* PROBLEM TO WORK ON
From the listing below, pull out the lines that hold "categories".

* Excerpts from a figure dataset
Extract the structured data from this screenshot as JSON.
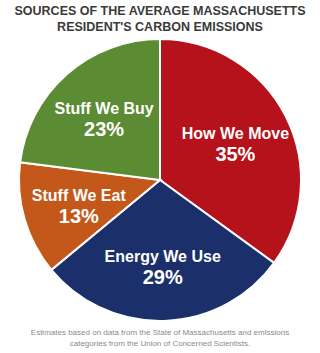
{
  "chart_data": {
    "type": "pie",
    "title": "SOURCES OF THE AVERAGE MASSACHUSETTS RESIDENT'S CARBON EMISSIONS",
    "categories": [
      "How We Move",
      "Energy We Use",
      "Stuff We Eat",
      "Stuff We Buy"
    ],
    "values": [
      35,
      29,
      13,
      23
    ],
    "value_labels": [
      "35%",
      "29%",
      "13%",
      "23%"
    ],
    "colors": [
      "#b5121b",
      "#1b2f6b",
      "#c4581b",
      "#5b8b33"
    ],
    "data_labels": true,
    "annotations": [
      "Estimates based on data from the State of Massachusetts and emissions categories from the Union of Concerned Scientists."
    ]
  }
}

* SOLUTION FOR THIS EXERCISE
    "categories": [
      "Estimates based on data from the State of Massachusetts and emissions categories from the Union of Concerned Scientists."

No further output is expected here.